## PROBLEM DESCRIPTION
Return every record verbatim.

START

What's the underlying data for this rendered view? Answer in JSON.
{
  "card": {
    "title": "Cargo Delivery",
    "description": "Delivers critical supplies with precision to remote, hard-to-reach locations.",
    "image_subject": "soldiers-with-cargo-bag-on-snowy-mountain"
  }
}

END

## RESULT
What's the underlying data for this rendered view? Answer in JSON.
{
  "card": {
    "title": "Cargo Delivery",
    "description": "Delivers critical supplies with precision to remote, hard-to-reach locations.",
    "image_subject": "soldiers-with-cargo-bag-on-snowy-mountain"
  }
}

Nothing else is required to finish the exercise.